EXCERPTED DATA
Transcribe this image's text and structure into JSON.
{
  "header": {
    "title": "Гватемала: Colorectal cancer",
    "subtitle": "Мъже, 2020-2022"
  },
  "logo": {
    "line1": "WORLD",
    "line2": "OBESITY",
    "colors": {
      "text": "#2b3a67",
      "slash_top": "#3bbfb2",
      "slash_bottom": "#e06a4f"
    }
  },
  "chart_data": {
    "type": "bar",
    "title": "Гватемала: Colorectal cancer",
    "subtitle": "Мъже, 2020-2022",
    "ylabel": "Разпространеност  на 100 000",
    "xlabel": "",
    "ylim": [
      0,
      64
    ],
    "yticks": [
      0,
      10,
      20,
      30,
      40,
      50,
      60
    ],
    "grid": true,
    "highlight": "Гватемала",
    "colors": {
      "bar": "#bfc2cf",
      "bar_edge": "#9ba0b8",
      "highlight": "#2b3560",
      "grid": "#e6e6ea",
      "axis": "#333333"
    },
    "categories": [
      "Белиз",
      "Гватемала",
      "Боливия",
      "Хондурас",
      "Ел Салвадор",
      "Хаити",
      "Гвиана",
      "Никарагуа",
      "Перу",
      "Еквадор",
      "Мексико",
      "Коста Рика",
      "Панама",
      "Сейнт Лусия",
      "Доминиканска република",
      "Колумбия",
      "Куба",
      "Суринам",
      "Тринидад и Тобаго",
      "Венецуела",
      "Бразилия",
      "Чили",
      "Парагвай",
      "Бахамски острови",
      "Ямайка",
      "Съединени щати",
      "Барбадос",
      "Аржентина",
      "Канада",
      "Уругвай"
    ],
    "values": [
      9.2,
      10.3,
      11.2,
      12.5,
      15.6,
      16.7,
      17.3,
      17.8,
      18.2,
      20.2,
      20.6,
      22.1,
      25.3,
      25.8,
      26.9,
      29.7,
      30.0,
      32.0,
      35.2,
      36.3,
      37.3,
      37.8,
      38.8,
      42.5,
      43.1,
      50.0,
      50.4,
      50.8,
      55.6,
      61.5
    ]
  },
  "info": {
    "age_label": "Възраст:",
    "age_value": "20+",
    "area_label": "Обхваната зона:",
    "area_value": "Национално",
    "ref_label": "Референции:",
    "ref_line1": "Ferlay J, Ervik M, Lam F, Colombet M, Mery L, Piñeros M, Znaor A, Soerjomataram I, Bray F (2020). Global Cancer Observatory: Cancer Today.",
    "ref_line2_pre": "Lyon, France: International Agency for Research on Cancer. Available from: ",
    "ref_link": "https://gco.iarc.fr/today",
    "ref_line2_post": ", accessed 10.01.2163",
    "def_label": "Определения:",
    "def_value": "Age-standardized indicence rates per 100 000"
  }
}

SET TASK
Each line that holds the word "text" is to be copied.

FINAL RESULT
Transcribe this image's text and structure into JSON.
      "text": "#2b3a67",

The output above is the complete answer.